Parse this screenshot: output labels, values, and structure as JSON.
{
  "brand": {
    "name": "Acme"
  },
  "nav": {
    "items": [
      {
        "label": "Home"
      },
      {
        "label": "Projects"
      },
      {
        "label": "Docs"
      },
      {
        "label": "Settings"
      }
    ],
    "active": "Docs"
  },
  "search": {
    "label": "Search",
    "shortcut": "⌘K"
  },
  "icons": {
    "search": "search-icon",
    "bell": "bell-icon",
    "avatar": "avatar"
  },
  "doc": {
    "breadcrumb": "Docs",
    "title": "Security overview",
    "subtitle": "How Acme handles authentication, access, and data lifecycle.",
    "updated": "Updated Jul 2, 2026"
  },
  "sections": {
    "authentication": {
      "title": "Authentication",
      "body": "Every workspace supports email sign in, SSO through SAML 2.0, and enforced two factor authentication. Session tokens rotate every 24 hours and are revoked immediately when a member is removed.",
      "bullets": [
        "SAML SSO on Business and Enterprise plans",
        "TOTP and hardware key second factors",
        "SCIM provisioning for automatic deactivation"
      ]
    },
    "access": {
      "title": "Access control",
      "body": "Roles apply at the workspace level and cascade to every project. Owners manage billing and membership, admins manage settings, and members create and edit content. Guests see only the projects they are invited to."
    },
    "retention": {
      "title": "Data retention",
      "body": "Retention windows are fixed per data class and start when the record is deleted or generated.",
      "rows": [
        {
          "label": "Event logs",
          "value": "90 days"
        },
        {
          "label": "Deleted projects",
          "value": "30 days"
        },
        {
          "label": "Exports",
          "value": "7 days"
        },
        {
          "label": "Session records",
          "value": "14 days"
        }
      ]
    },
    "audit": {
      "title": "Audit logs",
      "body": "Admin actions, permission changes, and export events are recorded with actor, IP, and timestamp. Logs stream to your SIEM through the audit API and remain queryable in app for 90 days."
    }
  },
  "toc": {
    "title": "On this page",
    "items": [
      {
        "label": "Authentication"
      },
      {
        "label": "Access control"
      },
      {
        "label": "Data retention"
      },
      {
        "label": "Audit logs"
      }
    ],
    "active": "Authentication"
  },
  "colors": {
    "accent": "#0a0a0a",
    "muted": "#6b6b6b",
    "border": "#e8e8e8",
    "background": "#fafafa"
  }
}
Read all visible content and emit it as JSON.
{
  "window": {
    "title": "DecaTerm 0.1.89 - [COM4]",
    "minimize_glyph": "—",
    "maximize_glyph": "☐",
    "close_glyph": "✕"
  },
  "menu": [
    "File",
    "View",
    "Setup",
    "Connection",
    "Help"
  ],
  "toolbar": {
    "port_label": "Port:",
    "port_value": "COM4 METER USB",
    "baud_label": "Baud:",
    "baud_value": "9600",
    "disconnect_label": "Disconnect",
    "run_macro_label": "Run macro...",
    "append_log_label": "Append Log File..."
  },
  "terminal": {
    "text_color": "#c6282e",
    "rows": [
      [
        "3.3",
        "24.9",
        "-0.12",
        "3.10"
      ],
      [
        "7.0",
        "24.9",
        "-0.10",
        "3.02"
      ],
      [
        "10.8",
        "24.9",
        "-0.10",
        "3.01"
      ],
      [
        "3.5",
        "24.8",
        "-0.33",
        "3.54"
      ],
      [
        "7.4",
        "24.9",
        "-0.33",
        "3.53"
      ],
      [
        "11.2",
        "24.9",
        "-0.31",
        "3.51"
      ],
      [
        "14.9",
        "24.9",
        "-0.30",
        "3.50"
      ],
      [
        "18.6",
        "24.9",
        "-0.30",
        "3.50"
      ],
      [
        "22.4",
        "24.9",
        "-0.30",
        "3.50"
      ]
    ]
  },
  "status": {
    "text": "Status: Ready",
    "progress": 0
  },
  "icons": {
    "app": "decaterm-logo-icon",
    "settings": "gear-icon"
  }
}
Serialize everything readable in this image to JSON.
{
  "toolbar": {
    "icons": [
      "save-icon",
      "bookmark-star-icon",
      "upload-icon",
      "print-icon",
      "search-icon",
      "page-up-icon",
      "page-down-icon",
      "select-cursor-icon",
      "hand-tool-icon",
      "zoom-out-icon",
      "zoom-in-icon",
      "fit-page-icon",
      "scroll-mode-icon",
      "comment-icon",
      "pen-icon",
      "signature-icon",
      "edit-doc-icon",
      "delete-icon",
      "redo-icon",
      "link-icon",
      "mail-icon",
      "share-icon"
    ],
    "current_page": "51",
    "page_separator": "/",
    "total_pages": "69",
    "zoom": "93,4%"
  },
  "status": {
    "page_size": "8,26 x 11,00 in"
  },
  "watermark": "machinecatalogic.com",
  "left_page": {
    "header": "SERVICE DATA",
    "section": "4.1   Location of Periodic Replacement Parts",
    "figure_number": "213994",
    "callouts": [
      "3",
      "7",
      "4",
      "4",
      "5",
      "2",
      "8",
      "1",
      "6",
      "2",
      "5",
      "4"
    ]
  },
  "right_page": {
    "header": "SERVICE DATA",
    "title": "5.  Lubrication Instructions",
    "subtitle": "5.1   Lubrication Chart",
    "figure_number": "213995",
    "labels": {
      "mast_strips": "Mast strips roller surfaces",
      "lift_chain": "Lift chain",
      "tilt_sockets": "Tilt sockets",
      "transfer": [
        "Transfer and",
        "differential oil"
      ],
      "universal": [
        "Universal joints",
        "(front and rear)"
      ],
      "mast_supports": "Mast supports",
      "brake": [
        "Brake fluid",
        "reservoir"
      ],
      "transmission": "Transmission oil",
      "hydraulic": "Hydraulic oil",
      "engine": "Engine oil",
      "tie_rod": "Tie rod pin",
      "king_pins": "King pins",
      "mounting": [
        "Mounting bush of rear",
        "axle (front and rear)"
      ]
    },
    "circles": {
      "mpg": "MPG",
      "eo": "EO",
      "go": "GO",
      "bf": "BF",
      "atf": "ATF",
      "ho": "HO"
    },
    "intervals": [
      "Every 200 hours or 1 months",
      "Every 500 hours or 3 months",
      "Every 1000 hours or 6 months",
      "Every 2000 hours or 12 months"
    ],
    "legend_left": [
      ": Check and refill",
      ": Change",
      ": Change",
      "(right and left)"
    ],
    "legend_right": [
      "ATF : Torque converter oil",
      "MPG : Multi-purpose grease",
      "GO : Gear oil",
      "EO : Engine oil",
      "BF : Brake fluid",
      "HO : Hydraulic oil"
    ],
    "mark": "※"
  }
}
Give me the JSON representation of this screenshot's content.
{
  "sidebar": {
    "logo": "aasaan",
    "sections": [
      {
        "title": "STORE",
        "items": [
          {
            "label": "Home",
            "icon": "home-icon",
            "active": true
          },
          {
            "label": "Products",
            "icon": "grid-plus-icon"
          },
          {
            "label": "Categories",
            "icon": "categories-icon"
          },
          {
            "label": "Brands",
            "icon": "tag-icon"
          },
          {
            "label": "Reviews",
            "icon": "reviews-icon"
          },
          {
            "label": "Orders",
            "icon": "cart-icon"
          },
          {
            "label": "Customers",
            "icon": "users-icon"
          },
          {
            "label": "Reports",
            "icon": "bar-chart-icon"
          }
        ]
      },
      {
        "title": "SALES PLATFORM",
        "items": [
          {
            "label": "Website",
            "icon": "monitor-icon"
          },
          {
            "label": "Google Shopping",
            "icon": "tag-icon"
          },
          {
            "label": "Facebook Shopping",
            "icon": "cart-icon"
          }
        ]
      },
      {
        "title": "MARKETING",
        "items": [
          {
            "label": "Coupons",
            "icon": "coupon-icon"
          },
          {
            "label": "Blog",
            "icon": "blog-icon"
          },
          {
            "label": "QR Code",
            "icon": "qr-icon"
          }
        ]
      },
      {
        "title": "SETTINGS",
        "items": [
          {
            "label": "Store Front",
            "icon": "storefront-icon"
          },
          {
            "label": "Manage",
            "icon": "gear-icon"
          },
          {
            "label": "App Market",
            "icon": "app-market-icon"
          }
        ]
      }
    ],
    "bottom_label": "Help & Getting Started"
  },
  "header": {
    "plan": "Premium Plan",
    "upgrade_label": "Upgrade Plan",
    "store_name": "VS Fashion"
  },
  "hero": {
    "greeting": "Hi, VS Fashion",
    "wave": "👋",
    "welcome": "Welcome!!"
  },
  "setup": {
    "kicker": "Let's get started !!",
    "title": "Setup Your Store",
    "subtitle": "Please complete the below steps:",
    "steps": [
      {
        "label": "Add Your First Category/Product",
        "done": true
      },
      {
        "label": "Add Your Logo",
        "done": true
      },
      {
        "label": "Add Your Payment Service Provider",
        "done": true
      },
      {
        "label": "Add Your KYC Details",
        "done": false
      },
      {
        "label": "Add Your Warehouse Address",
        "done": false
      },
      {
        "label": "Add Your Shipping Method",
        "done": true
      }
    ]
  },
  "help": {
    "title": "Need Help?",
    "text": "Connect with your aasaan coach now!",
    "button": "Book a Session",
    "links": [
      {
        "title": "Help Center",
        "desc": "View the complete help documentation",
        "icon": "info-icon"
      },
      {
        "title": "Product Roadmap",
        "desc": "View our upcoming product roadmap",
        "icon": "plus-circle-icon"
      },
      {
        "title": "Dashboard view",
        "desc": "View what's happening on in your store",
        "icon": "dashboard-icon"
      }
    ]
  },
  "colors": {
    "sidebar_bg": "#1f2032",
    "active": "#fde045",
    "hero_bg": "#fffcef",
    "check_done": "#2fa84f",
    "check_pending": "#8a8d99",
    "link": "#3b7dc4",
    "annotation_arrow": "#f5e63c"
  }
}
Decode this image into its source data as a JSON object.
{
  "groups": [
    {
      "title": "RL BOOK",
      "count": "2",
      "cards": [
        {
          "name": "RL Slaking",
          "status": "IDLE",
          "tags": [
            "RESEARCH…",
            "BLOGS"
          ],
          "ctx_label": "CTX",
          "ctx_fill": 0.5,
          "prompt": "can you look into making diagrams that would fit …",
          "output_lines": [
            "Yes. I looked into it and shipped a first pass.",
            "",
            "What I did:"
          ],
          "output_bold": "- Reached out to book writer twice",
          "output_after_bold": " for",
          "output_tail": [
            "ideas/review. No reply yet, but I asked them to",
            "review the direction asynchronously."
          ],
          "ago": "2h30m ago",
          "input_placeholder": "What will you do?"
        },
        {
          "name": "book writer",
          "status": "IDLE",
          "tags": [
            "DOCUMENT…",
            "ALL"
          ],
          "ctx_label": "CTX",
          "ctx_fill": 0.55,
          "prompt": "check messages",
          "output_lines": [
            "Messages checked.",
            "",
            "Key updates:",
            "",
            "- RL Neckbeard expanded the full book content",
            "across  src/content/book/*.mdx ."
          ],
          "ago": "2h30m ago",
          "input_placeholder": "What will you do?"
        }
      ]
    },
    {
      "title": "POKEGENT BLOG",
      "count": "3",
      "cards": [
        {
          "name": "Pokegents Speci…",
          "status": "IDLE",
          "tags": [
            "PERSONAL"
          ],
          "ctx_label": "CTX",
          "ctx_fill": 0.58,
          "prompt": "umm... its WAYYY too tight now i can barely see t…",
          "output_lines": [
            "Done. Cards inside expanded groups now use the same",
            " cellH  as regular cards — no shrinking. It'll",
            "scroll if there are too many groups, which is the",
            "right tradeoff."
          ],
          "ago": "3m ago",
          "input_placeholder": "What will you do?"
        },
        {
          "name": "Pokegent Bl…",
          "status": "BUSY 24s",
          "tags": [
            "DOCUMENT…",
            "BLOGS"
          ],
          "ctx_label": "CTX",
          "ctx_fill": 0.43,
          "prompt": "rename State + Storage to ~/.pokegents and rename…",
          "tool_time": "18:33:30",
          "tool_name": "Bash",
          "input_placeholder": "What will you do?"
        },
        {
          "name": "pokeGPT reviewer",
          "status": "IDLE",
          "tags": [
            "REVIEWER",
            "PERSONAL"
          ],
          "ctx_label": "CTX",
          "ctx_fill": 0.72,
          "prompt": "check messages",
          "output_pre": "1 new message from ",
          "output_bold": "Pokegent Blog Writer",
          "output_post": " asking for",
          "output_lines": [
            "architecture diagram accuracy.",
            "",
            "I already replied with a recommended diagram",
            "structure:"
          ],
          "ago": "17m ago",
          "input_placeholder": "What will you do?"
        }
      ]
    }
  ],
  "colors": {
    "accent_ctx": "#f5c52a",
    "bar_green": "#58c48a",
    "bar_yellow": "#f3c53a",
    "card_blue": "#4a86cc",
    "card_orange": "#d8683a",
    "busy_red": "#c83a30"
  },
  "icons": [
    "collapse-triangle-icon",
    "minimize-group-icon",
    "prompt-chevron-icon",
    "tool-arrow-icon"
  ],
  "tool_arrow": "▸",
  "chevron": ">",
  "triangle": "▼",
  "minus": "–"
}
═══
Exercise :: Look through the entries and find each line that has the string "supports". Copy those lines.

Reply to the task ::
      "body": "Every workspace supports email sign in, SSO through SAML 2.0, and enforced two factor authentication. Session tokens rotate every 24 hours and are revoked immediately when a member is removed.",
      "mast_supports": "Mast supports",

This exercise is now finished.